* [Task item] For each record that follows, write out an identical copy.

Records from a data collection
---+---
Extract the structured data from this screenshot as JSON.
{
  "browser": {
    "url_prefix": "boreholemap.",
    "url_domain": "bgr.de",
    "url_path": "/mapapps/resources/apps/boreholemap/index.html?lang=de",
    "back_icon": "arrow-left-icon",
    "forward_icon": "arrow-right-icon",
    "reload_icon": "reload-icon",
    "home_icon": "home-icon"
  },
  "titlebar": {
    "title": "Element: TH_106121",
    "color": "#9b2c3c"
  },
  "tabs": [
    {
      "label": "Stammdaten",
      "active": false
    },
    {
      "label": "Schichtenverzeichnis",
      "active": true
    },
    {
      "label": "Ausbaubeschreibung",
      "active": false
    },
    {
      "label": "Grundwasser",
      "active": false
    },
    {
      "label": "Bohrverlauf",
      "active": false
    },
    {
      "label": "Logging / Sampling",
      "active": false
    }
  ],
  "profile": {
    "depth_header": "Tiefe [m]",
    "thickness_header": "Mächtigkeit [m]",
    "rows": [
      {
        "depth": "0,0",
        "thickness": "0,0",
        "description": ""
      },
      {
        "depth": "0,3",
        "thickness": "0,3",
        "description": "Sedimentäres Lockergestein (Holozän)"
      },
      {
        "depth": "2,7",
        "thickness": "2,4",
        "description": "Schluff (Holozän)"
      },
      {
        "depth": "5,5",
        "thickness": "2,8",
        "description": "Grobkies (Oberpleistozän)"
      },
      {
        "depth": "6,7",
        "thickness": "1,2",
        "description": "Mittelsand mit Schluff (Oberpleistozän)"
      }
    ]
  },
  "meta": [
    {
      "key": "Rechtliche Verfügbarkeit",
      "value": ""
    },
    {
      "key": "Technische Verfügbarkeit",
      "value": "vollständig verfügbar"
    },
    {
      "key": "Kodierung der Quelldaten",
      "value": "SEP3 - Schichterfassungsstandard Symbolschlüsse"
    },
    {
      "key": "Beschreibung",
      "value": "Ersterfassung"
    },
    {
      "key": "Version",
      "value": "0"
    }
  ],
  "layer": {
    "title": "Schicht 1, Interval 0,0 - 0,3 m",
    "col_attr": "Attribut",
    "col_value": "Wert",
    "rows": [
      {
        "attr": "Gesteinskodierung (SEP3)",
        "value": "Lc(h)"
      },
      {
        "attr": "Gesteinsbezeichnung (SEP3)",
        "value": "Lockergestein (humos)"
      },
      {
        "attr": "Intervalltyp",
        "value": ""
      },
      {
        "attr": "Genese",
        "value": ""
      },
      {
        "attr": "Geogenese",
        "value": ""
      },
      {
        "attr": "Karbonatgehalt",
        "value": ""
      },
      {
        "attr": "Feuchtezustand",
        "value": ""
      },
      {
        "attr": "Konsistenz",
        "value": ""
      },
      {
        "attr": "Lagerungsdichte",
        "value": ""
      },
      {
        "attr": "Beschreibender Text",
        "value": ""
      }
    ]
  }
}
---+---
* [Task answer]
Extract the structured data from this screenshot as JSON.
{
  "browser": {
    "url_prefix": "boreholemap.",
    "url_domain": "bgr.de",
    "url_path": "/mapapps/resources/apps/boreholemap/index.html?lang=de",
    "back_icon": "arrow-left-icon",
    "forward_icon": "arrow-right-icon",
    "reload_icon": "reload-icon",
    "home_icon": "home-icon"
  },
  "titlebar": {
    "title": "Element: TH_106121",
    "color": "#9b2c3c"
  },
  "tabs": [
    {
      "label": "Stammdaten",
      "active": false
    },
    {
      "label": "Schichtenverzeichnis",
      "active": true
    },
    {
      "label": "Ausbaubeschreibung",
      "active": false
    },
    {
      "label": "Grundwasser",
      "active": false
    },
    {
      "label": "Bohrverlauf",
      "active": false
    },
    {
      "label": "Logging / Sampling",
      "active": false
    }
  ],
  "profile": {
    "depth_header": "Tiefe [m]",
    "thickness_header": "Mächtigkeit [m]",
    "rows": [
      {
        "depth": "0,0",
        "thickness": "0,0",
        "description": ""
      },
      {
        "depth": "0,3",
        "thickness": "0,3",
        "description": "Sedimentäres Lockergestein (Holozän)"
      },
      {
        "depth": "2,7",
        "thickness": "2,4",
        "description": "Schluff (Holozän)"
      },
      {
        "depth": "5,5",
        "thickness": "2,8",
        "description": "Grobkies (Oberpleistozän)"
      },
      {
        "depth": "6,7",
        "thickness": "1,2",
        "description": "Mittelsand mit Schluff (Oberpleistozän)"
      }
    ]
  },
  "meta": [
    {
      "key": "Rechtliche Verfügbarkeit",
      "value": ""
    },
    {
      "key": "Technische Verfügbarkeit",
      "value": "vollständig verfügbar"
    },
    {
      "key": "Kodierung der Quelldaten",
      "value": "SEP3 - Schichterfassungsstandard Symbolschlüsse"
    },
    {
      "key": "Beschreibung",
      "value": "Ersterfassung"
    },
    {
      "key": "Version",
      "value": "0"
    }
  ],
  "layer": {
    "title": "Schicht 1, Interval 0,0 - 0,3 m",
    "col_attr": "Attribut",
    "col_value": "Wert",
    "rows": [
      {
        "attr": "Gesteinskodierung (SEP3)",
        "value": "Lc(h)"
      },
      {
        "attr": "Gesteinsbezeichnung (SEP3)",
        "value": "Lockergestein (humos)"
      },
      {
        "attr": "Intervalltyp",
        "value": ""
      },
      {
        "attr": "Genese",
        "value": ""
      },
      {
        "attr": "Geogenese",
        "value": ""
      },
      {
        "attr": "Karbonatgehalt",
        "value": ""
      },
      {
        "attr": "Feuchtezustand",
        "value": ""
      },
      {
        "attr": "Konsistenz",
        "value": ""
      },
      {
        "attr": "Lagerungsdichte",
        "value": ""
      },
      {
        "attr": "Beschreibender Text",
        "value": ""
      }
    ]
  }
}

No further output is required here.